[Source records]
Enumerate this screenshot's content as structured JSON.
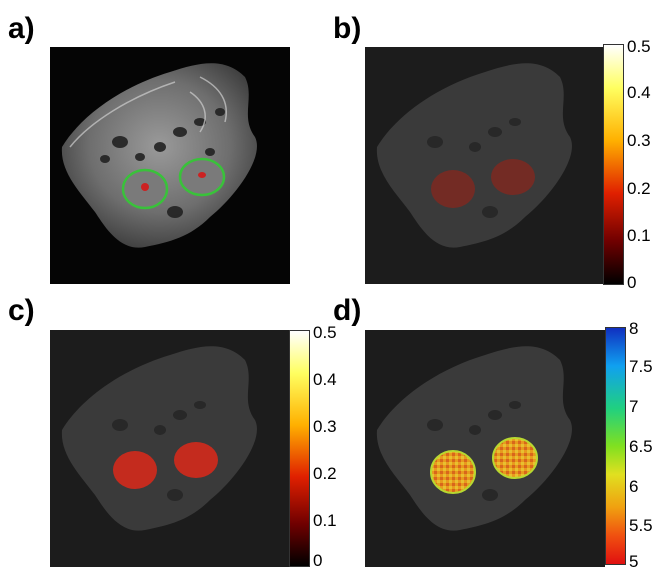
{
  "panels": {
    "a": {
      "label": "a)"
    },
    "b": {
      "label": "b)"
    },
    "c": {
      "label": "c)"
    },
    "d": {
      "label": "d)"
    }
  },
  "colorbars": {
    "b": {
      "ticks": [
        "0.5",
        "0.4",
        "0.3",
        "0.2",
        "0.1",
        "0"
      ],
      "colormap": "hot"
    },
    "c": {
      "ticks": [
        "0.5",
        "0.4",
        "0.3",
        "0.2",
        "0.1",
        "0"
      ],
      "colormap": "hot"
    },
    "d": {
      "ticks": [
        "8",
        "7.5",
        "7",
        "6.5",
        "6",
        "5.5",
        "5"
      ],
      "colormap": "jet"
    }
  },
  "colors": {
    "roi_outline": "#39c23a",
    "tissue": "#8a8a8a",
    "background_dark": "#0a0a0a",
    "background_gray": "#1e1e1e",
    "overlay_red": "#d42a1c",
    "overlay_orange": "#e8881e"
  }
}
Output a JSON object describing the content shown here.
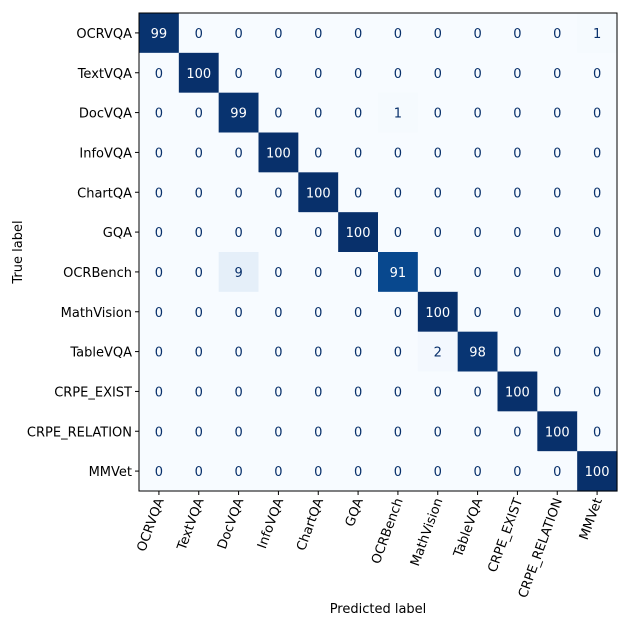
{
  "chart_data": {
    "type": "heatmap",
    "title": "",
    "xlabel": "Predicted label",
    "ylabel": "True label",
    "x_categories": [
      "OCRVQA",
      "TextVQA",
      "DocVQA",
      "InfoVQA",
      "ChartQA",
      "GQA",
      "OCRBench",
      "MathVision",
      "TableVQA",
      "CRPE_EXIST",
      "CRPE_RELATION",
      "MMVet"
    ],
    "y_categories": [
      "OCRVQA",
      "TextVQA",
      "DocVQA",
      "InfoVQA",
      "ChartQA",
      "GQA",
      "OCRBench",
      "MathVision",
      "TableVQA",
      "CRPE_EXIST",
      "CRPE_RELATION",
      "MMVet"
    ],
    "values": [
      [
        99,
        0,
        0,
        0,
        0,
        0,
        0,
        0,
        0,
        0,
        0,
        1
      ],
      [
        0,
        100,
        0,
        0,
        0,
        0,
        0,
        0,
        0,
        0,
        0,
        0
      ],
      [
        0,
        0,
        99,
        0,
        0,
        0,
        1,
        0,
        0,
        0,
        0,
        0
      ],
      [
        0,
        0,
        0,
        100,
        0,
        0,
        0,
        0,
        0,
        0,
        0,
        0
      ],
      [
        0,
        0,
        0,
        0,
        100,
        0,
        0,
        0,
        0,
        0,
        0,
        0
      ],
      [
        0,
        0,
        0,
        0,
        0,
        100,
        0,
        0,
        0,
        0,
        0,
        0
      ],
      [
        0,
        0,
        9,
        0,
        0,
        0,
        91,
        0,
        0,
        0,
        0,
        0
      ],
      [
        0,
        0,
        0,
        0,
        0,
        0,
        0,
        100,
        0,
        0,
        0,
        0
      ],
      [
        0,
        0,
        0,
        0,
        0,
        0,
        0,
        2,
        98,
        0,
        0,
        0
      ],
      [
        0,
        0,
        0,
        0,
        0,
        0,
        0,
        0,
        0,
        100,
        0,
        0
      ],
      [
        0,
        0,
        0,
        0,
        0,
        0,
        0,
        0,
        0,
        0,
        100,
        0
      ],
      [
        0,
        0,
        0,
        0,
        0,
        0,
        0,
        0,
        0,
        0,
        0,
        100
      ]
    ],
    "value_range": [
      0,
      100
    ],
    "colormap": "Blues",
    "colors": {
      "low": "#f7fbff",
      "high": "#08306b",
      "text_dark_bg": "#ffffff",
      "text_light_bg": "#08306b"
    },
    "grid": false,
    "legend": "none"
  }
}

● **Exercise aim**: List all lines holding the string "colormap".

● **Solved exercise**:
      "colormap": "hot"
      "colormap": "hot"
      "colormap": "jet"
    "colormap": "Blues",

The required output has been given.